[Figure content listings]
— start —
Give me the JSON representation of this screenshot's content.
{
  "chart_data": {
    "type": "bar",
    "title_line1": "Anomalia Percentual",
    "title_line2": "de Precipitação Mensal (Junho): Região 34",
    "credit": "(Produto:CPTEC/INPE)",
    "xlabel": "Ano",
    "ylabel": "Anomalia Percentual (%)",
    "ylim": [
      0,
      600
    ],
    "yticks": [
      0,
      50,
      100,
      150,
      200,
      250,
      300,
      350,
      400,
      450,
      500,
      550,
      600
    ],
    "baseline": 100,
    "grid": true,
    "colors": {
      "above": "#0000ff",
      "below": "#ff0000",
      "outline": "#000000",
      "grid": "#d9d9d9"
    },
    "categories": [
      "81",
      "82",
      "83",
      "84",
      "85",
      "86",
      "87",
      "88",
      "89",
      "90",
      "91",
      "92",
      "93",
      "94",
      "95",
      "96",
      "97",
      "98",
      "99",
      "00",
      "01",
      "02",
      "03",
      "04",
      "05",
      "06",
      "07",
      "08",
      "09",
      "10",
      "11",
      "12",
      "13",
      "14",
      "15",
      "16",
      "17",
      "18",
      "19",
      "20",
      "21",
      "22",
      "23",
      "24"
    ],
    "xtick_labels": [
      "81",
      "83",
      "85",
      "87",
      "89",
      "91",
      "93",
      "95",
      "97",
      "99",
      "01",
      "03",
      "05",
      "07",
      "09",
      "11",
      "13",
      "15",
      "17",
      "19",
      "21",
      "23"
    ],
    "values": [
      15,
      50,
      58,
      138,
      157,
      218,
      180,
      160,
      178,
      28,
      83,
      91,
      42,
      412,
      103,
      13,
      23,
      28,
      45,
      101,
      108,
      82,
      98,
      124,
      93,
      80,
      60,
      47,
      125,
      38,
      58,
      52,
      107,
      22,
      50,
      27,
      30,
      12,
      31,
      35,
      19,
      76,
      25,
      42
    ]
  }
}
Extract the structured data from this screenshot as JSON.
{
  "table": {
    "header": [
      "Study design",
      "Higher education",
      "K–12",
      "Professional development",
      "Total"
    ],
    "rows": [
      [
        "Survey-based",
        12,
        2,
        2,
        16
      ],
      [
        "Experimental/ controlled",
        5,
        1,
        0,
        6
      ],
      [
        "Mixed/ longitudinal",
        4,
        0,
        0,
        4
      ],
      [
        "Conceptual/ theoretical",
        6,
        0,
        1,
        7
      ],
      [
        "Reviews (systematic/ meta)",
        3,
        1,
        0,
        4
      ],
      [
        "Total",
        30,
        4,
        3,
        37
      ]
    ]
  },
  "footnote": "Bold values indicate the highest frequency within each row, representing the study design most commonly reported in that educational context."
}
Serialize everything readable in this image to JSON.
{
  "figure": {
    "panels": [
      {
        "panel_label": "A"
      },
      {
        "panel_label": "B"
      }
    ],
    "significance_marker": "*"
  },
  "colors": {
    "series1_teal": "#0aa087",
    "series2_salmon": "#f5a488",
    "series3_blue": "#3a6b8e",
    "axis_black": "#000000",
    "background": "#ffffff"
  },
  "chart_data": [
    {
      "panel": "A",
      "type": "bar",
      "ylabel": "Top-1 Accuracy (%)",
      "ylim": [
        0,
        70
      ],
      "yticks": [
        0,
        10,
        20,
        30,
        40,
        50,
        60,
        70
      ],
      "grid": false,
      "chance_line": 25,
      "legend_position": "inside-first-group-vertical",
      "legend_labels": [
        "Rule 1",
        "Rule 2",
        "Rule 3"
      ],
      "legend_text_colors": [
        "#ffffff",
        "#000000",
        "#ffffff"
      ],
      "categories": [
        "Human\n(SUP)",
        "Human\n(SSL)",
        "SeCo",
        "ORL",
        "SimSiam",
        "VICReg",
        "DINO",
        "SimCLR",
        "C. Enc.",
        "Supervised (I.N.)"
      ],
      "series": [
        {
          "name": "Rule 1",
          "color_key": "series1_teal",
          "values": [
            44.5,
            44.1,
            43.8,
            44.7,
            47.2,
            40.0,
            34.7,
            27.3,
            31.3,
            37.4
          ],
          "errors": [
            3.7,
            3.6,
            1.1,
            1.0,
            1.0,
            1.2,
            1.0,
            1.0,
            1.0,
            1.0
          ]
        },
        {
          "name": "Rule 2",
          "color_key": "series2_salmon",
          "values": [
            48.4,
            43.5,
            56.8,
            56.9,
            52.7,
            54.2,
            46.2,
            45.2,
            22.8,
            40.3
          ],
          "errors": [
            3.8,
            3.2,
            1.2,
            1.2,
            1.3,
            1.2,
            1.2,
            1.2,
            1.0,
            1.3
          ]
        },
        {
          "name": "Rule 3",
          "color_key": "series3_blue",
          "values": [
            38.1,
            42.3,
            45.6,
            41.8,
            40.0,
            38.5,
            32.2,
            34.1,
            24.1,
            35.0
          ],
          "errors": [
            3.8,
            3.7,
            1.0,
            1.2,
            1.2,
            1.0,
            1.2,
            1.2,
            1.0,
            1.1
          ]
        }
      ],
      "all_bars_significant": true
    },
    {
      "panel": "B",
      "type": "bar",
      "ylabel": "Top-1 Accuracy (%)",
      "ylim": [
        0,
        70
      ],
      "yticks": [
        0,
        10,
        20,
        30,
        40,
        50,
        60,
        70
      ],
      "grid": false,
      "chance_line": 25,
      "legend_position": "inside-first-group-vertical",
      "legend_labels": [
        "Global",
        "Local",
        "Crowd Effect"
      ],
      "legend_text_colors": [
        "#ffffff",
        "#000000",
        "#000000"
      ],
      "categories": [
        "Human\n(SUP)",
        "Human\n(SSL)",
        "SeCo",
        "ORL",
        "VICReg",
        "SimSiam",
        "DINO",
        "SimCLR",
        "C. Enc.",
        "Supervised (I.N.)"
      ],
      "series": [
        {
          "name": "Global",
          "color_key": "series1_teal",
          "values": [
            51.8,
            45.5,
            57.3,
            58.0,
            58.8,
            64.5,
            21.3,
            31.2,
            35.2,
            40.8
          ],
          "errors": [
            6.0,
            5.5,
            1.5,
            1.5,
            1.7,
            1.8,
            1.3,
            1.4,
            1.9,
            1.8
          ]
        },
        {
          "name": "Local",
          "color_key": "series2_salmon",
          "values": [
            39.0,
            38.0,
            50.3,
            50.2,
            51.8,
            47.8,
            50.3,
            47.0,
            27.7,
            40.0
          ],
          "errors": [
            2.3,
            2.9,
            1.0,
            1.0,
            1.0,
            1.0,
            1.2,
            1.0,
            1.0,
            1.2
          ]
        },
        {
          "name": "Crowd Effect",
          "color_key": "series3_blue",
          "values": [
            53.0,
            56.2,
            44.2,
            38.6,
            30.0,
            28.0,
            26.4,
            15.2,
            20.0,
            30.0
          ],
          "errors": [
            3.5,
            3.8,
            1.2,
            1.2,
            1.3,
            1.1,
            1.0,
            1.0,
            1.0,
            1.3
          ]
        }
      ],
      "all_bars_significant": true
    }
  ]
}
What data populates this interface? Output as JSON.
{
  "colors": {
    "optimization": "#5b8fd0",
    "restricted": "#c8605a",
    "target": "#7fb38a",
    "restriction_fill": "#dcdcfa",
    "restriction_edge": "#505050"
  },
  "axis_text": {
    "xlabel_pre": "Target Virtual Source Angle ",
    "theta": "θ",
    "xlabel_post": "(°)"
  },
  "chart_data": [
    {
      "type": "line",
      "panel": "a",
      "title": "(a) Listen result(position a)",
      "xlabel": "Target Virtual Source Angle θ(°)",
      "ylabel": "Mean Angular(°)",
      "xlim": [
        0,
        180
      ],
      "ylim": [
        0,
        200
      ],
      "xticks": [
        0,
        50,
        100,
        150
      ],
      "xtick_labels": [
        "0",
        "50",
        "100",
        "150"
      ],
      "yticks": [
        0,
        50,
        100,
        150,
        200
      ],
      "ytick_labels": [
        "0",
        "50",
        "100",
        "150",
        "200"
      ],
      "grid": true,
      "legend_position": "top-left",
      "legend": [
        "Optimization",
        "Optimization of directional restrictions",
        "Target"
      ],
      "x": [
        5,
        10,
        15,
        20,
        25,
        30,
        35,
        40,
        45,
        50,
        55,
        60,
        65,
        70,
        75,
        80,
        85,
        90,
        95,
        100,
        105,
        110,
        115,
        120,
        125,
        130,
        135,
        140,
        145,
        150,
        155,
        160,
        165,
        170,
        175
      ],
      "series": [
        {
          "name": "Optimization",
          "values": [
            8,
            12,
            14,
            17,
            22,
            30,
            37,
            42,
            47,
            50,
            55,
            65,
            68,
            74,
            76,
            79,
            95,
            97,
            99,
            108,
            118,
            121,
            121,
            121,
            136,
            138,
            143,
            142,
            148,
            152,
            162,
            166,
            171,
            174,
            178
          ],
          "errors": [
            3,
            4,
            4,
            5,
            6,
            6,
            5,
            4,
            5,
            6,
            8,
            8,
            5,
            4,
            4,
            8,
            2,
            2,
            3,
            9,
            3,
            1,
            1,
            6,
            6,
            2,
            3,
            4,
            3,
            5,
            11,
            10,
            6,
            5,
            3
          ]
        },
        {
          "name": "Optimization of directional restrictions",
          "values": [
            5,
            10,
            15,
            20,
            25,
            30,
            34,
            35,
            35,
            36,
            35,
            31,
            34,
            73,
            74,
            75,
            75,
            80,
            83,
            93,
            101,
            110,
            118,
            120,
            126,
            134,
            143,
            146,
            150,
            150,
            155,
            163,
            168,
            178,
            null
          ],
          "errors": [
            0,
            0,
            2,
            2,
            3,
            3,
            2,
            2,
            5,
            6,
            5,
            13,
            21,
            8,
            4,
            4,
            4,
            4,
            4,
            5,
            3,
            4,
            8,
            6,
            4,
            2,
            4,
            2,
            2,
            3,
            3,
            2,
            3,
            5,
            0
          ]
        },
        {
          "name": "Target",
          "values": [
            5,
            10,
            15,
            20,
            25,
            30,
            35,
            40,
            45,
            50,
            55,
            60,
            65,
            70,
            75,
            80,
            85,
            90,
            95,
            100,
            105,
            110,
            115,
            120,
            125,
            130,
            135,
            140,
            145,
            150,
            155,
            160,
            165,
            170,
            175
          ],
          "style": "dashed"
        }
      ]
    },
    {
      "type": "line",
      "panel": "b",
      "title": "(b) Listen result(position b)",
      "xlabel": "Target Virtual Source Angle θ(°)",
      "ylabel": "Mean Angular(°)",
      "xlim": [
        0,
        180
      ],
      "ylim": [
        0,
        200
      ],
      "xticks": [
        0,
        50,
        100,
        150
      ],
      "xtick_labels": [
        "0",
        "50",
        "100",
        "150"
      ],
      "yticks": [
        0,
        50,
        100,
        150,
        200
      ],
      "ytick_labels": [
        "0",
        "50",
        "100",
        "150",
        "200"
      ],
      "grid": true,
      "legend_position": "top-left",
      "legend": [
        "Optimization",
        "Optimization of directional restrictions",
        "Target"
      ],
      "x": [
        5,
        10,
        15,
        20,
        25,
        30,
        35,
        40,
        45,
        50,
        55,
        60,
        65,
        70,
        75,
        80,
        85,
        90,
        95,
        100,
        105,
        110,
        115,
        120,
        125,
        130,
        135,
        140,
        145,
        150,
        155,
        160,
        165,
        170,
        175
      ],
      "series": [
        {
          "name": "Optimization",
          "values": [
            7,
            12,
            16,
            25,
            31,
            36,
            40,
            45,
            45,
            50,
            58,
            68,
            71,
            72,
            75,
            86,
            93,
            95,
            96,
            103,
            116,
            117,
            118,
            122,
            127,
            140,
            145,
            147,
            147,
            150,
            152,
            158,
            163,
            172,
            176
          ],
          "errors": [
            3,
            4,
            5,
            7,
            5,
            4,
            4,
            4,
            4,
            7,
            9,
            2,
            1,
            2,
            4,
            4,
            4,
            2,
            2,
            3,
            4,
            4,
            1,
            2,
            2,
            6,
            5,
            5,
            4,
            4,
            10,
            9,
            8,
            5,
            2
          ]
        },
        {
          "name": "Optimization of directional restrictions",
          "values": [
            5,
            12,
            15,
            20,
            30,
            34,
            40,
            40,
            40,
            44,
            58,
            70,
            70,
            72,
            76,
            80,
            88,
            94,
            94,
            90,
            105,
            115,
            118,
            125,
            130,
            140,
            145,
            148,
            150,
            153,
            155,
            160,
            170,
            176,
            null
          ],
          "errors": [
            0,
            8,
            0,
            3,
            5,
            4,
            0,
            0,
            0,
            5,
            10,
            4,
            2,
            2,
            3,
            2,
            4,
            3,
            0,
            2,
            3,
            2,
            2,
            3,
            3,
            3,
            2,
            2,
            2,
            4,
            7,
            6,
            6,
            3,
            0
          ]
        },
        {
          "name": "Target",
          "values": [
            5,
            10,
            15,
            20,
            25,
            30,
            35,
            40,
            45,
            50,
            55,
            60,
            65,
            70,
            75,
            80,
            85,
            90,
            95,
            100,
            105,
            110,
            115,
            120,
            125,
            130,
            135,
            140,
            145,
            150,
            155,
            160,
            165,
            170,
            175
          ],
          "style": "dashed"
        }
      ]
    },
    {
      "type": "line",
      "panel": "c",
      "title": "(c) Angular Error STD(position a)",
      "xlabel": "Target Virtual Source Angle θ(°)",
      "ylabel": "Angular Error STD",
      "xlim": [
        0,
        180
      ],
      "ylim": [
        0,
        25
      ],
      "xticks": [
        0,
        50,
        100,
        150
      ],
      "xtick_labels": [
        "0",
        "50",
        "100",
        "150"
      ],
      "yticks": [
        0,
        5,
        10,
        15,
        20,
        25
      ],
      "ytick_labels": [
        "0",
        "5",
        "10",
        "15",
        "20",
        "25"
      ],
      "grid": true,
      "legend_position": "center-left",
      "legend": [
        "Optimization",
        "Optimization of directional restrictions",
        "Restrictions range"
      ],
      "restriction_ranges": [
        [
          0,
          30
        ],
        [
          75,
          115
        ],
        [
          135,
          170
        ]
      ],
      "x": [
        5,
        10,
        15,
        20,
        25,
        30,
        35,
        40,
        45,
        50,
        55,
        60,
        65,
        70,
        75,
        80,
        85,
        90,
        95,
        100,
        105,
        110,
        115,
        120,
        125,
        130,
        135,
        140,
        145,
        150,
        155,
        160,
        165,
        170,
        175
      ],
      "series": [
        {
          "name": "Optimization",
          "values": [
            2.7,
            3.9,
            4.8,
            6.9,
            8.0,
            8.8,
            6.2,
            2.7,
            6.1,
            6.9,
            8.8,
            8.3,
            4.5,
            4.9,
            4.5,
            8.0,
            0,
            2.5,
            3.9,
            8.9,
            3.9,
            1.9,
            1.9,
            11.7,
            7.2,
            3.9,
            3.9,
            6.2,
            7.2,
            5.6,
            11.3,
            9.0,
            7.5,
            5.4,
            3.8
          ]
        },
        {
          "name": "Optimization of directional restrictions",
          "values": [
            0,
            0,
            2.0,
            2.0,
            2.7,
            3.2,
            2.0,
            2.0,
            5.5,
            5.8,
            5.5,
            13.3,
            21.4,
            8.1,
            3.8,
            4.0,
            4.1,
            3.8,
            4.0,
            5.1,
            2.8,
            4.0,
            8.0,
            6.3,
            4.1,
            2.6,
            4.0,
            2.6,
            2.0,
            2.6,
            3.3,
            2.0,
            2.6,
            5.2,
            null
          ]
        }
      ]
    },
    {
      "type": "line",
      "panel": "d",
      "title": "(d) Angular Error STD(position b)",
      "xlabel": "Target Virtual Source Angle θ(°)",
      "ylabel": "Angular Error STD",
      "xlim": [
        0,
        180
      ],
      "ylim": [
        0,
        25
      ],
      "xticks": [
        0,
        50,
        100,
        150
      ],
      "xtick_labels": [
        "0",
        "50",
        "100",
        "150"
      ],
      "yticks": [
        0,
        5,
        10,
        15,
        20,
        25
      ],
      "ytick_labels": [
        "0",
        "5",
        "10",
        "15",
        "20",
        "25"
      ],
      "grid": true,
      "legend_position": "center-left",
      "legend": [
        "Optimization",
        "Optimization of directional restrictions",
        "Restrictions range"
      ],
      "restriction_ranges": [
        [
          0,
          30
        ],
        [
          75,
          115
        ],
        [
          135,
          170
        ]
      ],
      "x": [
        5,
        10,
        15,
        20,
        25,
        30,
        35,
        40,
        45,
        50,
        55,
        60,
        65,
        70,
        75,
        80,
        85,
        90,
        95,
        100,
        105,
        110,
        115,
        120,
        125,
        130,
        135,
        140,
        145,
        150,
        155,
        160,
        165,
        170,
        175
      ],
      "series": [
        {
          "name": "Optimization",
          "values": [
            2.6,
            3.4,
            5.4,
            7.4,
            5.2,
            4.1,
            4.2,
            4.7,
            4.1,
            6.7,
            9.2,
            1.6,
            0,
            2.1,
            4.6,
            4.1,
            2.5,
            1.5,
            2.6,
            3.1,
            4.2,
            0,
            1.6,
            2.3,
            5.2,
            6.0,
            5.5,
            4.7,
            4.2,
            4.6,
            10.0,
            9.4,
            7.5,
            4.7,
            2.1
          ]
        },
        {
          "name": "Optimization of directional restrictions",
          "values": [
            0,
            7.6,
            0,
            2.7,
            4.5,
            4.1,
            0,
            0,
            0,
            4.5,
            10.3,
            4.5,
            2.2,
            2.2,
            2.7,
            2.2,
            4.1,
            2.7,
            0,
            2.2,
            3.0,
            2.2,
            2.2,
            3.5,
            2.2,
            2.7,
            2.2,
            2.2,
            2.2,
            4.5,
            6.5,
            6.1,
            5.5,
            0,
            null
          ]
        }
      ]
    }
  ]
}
— end —
### Stated goal
Scan the material above for the string "JSON" and report each line where you find it.

### Solved problem
Give me the JSON representation of this screenshot's content.
Extract the structured data from this screenshot as JSON.
Serialize everything readable in this image to JSON.
What data populates this interface? Output as JSON.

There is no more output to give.